LISTED RECORDS:
## Start
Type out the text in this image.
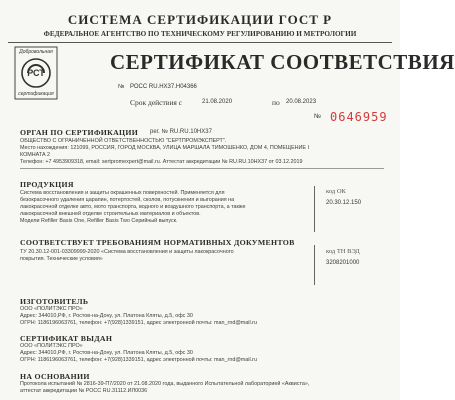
СИСТЕМА СЕРТИФИКАЦИИ ГОСТ Р
ФЕДЕРАЛЬНОЕ АГЕНТСТВО ПО ТЕХНИЧЕСКОМУ РЕГУЛИРОВАНИЮ И МЕТРОЛОГИИ
Добровольная
РСТ
сертификация
СЕРТИФИКАТ СООТВЕТСТВИЯ
№ РОСС RU.HX37.H04366
Срок действия с	21.08.2020	по 20.08.2023
№ 0646959
ОРГАН ПО СЕРТИФИКАЦИИ рег. № RU.RU.10НХ37
ОБЩЕСТВО С ОГРАНИЧЕННОЙ ОТВЕТСТВЕННОСТЬЮ "СЕРТПРОМЭКСПЕРТ".
Место нахождения: 121099, РОССИЯ, ГОРОД МОСКВА, УЛИЦА МАРШАЛА ТИМОШЕНКО, ДОМ 4, ПОМЕЩЕНИЕ I
КОМНАТА 2
Телефон: +7 4953909318, email: sertpromexpert@mail.ru. Аттестат аккредитации № RU.RU.10НХ37 от 03.12.2019
ПРОДУКЦИЯ
Система восстановления и защиты окрашенных поверхностей. Применяется для
безокрасочного удаления царапин, потертостей, сколов, потускнения и выгорания на
лакокрасочной отделке авто, мото транспорта, водного и воздушного транспорта, а также
лакокрасочной внешней отделке строительных материалов и объектов.
Модели Refiller Basis One, Refiller Basis Two Серийный выпуск.
код ОК
20.30.12.150
СООТВЕТСТВУЕТ ТРЕБОВАНИЯМ НОРМАТИВНЫХ ДОКУМЕНТОВ
ТУ 20.30.12-001-03309999-2020 «Система восстановления и защиты лакокрасочного
покрытия. Технические условия»
код ТН ВЭД
3208201000
ИЗГОТОВИТЕЛЬ
ООО «ПОЛИТЭКС ПРО»
Адрес: 344010,РФ, г. Ростов-на-Дону, ул. Платона Кляты, д.5, офс 30
ОГРН: 1186196063761, телефон: +7(928)1339151, адрес электронной почты: man_rnd@mail.ru
СЕРТИФИКАТ ВЫДАН
ООО «ПОЛИТЭКС ПРО»
Адрес: 344010,РФ, г. Ростов-на-Дону, ул. Платона Кляты, д.5, офс 30
ОГРН: 1186196063761, телефон: +7(928)1339151, адрес электронной почты: man_rnd@mail.ru
НА ОСНОВАНИИ
Протокола испытаний № 2816-39-П7/2020 от 21.08.2020 года, выданного Испытательной лабораторией «Аквиста»,
аттестат аккредитации № РОСС RU.31112.ИЛ0036
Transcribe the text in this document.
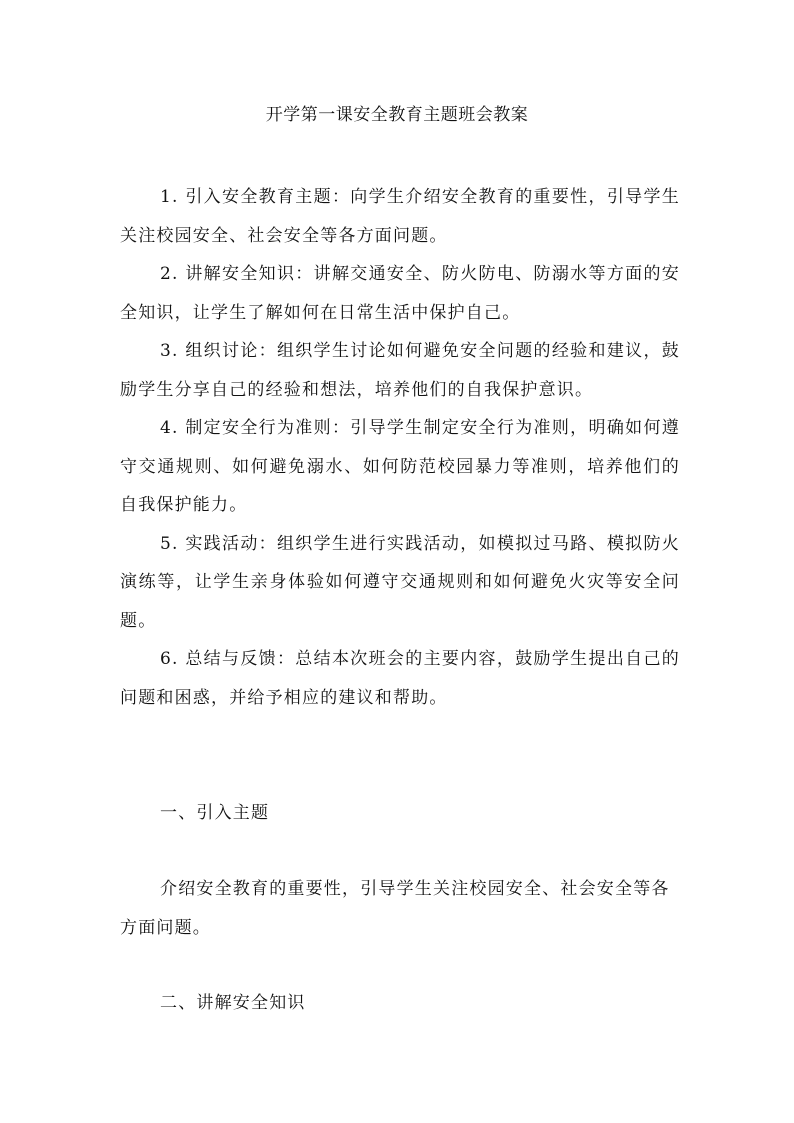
开学第一课安全教育主题班会教案

1. 引入安全教育主题：向学生介绍安全教育的重要性，引导学生关注校园安全、社会安全等各方面问题。

2. 讲解安全知识：讲解交通安全、防火防电、防溺水等方面的安全知识，让学生了解如何在日常生活中保护自己。

3. 组织讨论：组织学生讨论如何避免安全问题的经验和建议，鼓励学生分享自己的经验和想法，培养他们的自我保护意识。

4. 制定安全行为准则：引导学生制定安全行为准则，明确如何遵守交通规则、如何避免溺水、如何防范校园暴力等准则，培养他们的自我保护能力。

5. 实践活动：组织学生进行实践活动，如模拟过马路、模拟防火演练等，让学生亲身体验如何遵守交通规则和如何避免火灾等安全问题。

6. 总结与反馈：总结本次班会的主要内容，鼓励学生提出自己的问题和困惑，并给予相应的建议和帮助。

一、引入主题

介绍安全教育的重要性，引导学生关注校园安全、社会安全等各方面问题。

二、讲解安全知识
## End
TASK PROMPT: Give the data again exactly as written, with all pictures left out.

TASK OUTPUT:
Type out the text in this image.
СИСТЕМА СЕРТИФИКАЦИИ ГОСТ Р
ФЕДЕРАЛЬНОЕ АГЕНТСТВО ПО ТЕХНИЧЕСКОМУ РЕГУЛИРОВАНИЮ И МЕТРОЛОГИИ
Добровольная
РСТ
сертификация
СЕРТИФИКАТ СООТВЕТСТВИЯ
№ РОСС RU.HX37.H04366
Срок действия с	21.08.2020	по 20.08.2023
№ 0646959
ОРГАН ПО СЕРТИФИКАЦИИ рег. № RU.RU.10НХ37
ОБЩЕСТВО С ОГРАНИЧЕННОЙ ОТВЕТСТВЕННОСТЬЮ "СЕРТПРОМЭКСПЕРТ".
Место нахождения: 121099, РОССИЯ, ГОРОД МОСКВА, УЛИЦА МАРШАЛА ТИМОШЕНКО, ДОМ 4, ПОМЕЩЕНИЕ I
КОМНАТА 2
Телефон: +7 4953909318, email: sertpromexpert@mail.ru. Аттестат аккредитации № RU.RU.10НХ37 от 03.12.2019
ПРОДУКЦИЯ
Система восстановления и защиты окрашенных поверхностей. Применяется для
безокрасочного удаления царапин, потертостей, сколов, потускнения и выгорания на
лакокрасочной отделке авто, мото транспорта, водного и воздушного транспорта, а также
лакокрасочной внешней отделке строительных материалов и объектов.
Модели Refiller Basis One, Refiller Basis Two Серийный выпуск.
код ОК
20.30.12.150
СООТВЕТСТВУЕТ ТРЕБОВАНИЯМ НОРМАТИВНЫХ ДОКУМЕНТОВ
ТУ 20.30.12-001-03309999-2020 «Система восстановления и защиты лакокрасочного
покрытия. Технические условия»
код ТН ВЭД
3208201000
ИЗГОТОВИТЕЛЬ
ООО «ПОЛИТЭКС ПРО»
Адрес: 344010,РФ, г. Ростов-на-Дону, ул. Платона Кляты, д.5, офс 30
ОГРН: 1186196063761, телефон: +7(928)1339151, адрес электронной почты: man_rnd@mail.ru
СЕРТИФИКАТ ВЫДАН
ООО «ПОЛИТЭКС ПРО»
Адрес: 344010,РФ, г. Ростов-на-Дону, ул. Платона Кляты, д.5, офс 30
ОГРН: 1186196063761, телефон: +7(928)1339151, адрес электронной почты: man_rnd@mail.ru
НА ОСНОВАНИИ
Протокола испытаний № 2816-39-П7/2020 от 21.08.2020 года, выданного Испытательной лабораторией «Аквиста»,
аттестат аккредитации № РОСС RU.31112.ИЛ0036
Transcribe the text in this document.
开学第一课安全教育主题班会教案

1. 引入安全教育主题：向学生介绍安全教育的重要性，引导学生关注校园安全、社会安全等各方面问题。

2. 讲解安全知识：讲解交通安全、防火防电、防溺水等方面的安全知识，让学生了解如何在日常生活中保护自己。

3. 组织讨论：组织学生讨论如何避免安全问题的经验和建议，鼓励学生分享自己的经验和想法，培养他们的自我保护意识。

4. 制定安全行为准则：引导学生制定安全行为准则，明确如何遵守交通规则、如何避免溺水、如何防范校园暴力等准则，培养他们的自我保护能力。

5. 实践活动：组织学生进行实践活动，如模拟过马路、模拟防火演练等，让学生亲身体验如何遵守交通规则和如何避免火灾等安全问题。

6. 总结与反馈：总结本次班会的主要内容，鼓励学生提出自己的问题和困惑，并给予相应的建议和帮助。

一、引入主题

介绍安全教育的重要性，引导学生关注校园安全、社会安全等各方面问题。

二、讲解安全知识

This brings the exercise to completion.